GIVEN TASK:
Read the entries below and pull out each line with the string "哈密中等职业学校".

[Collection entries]
== == ==

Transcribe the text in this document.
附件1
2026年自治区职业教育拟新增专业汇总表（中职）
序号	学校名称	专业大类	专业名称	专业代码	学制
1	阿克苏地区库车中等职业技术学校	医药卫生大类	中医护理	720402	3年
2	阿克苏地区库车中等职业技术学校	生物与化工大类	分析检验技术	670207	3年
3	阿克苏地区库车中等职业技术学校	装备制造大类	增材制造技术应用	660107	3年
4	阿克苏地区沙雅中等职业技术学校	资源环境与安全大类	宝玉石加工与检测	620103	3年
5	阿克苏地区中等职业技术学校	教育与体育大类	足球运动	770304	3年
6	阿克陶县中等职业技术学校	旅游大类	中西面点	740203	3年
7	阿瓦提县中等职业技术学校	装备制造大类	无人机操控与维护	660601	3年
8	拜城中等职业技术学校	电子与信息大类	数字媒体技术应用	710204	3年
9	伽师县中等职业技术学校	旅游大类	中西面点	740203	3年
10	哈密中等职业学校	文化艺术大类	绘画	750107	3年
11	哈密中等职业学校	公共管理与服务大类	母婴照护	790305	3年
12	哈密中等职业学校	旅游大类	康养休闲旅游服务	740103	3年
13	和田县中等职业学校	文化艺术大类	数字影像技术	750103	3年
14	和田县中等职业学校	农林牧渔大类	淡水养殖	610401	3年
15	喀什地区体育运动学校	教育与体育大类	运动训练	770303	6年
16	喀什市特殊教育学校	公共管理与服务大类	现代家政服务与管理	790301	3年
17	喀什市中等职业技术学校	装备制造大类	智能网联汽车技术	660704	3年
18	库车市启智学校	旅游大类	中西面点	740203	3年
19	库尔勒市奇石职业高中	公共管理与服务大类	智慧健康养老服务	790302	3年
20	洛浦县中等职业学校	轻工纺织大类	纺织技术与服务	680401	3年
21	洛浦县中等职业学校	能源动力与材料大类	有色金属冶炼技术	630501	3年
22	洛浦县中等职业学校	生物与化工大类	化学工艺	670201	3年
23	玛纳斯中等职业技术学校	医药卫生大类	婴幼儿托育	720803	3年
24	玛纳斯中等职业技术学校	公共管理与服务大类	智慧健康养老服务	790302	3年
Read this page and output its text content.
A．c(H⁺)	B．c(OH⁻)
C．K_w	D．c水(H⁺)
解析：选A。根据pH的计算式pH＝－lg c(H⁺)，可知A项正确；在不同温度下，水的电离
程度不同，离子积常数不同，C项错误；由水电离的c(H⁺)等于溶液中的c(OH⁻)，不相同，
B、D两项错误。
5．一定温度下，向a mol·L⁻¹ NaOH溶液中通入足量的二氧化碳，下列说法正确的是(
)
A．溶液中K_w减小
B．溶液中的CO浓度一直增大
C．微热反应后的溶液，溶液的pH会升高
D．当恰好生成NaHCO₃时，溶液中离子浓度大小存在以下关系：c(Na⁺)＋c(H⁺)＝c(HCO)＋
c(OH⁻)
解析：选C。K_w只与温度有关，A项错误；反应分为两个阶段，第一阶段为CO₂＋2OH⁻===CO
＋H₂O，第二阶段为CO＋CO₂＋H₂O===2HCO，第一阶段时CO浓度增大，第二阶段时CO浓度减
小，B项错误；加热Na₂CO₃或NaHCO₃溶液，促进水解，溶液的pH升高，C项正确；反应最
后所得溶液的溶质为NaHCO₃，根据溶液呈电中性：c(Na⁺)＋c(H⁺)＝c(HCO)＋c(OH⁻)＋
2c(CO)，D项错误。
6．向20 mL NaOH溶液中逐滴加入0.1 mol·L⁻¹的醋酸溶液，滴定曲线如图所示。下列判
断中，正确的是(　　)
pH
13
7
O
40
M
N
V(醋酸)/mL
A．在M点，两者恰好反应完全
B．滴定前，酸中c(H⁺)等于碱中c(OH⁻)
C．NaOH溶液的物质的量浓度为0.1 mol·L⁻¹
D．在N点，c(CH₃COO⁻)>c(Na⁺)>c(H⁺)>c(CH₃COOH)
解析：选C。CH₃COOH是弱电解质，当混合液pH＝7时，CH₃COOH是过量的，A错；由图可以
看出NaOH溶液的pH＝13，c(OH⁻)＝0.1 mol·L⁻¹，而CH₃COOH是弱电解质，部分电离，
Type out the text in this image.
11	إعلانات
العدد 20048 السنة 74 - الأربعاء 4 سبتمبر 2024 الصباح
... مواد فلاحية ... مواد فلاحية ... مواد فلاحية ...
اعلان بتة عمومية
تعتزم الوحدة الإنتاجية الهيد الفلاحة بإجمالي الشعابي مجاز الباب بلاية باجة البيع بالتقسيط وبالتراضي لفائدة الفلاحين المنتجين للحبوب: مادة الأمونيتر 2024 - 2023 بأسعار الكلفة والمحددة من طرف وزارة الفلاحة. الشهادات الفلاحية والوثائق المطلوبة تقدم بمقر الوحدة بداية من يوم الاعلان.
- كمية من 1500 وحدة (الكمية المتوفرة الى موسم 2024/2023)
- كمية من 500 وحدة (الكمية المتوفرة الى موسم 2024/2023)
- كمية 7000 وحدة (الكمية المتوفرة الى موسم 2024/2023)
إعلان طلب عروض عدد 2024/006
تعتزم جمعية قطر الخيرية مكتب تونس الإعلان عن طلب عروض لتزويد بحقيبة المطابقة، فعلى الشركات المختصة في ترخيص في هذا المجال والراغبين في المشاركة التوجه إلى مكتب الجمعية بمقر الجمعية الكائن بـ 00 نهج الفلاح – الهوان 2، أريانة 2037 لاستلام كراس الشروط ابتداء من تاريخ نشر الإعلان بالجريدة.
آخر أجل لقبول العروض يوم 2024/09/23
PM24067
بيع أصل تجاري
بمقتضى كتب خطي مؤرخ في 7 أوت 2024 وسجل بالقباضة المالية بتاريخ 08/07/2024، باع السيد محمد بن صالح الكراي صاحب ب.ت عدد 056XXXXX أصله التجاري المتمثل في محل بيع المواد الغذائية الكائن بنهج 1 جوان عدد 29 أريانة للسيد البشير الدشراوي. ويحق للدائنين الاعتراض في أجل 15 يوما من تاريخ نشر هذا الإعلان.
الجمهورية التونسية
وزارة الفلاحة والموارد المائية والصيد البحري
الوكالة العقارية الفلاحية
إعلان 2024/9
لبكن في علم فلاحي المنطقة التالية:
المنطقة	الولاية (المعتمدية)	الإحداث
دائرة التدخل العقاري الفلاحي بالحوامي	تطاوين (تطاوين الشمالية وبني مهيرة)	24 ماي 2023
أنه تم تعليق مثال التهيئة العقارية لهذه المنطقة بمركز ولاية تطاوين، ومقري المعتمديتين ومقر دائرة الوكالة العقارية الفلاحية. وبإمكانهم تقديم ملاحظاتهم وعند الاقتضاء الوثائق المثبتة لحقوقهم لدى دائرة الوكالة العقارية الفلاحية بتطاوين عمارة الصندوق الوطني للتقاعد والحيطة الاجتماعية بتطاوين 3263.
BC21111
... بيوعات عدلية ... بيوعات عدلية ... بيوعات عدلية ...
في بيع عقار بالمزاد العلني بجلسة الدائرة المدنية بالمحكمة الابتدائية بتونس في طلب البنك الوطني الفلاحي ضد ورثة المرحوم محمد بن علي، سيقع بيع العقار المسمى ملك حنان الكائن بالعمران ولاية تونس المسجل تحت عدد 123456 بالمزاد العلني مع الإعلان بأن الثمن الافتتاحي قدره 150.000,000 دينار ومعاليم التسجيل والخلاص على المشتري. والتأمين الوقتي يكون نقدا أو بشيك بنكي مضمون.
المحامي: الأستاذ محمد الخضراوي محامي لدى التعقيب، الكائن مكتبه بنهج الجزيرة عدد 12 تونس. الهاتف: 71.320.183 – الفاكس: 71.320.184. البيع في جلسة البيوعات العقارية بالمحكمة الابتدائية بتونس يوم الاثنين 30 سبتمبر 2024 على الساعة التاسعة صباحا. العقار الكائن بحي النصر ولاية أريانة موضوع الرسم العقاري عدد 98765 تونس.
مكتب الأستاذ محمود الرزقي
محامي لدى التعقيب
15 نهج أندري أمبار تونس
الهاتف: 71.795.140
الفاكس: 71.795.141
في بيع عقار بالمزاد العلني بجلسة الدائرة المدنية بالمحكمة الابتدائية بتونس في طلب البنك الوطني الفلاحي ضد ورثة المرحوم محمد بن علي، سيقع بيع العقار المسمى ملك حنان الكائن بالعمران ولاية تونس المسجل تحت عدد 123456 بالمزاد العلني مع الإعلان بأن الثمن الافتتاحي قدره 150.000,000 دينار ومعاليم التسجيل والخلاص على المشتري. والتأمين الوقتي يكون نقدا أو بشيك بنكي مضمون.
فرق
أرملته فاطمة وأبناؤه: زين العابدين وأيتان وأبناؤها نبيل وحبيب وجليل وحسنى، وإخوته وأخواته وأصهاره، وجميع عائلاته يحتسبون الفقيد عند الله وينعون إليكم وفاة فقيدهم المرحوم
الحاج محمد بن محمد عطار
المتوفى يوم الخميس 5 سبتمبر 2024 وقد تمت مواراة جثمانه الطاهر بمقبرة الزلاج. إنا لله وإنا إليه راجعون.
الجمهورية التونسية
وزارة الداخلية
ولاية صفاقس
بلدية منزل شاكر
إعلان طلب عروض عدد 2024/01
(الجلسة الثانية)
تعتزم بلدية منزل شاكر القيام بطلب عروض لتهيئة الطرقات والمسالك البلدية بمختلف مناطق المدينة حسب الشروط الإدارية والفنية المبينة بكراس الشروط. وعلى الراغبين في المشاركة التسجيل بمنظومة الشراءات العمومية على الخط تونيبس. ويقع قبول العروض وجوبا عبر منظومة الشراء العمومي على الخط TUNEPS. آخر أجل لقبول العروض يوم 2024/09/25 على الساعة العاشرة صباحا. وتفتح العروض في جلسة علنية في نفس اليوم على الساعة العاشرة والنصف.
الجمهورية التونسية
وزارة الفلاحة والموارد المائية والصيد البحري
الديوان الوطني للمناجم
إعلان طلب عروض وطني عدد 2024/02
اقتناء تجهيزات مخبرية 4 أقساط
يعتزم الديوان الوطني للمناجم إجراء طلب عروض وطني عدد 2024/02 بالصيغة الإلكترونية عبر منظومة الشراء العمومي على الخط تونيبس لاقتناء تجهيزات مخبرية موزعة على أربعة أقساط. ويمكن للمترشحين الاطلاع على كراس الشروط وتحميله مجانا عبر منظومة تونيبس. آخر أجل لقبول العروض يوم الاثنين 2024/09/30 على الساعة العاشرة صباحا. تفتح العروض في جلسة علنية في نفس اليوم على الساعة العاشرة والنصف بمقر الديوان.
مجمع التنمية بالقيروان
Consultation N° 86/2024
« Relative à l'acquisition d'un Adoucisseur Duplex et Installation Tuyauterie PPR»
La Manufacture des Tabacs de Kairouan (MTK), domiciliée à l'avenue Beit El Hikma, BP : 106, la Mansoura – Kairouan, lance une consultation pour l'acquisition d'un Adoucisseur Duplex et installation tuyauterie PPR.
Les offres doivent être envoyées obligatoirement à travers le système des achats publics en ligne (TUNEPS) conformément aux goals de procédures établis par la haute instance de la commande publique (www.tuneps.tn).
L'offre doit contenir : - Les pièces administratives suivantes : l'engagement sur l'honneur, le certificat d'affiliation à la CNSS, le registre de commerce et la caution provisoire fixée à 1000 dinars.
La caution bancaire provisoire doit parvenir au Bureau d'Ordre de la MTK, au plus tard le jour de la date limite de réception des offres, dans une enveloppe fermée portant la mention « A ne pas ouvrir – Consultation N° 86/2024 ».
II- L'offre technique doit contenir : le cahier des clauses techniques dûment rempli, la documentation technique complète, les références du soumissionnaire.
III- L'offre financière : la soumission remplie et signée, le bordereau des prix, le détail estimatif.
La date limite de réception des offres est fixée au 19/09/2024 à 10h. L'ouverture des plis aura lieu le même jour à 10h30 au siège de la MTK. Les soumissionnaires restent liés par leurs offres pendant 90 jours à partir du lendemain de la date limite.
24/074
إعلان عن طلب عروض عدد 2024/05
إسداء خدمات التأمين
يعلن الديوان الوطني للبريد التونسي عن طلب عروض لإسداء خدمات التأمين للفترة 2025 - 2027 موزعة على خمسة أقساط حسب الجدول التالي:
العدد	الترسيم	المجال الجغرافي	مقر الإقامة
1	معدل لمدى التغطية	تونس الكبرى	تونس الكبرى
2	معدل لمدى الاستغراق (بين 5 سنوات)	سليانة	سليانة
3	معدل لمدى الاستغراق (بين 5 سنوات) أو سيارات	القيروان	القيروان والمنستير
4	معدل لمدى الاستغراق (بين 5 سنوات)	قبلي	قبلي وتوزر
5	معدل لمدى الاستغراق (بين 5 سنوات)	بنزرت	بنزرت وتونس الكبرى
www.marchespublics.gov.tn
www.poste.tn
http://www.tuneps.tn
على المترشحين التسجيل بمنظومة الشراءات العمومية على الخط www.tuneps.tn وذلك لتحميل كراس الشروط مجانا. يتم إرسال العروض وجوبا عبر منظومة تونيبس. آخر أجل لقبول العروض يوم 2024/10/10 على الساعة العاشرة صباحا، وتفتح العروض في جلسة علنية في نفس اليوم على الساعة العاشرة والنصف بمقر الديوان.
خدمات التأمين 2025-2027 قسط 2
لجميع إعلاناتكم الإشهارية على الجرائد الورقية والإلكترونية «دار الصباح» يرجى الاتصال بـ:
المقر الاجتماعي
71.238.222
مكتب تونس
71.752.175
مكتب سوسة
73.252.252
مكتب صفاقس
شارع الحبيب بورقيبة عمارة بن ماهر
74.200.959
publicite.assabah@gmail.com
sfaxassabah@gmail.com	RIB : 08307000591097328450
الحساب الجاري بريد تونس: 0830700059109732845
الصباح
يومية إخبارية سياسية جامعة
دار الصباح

== == ==

WRITTEN SOLUTION:
10	哈密中等职业学校	文化艺术大类	绘画	750107	3年
11	哈密中等职业学校	公共管理与服务大类	母婴照护	790305	3年
12	哈密中等职业学校	旅游大类	康养休闲旅游服务	740103	3年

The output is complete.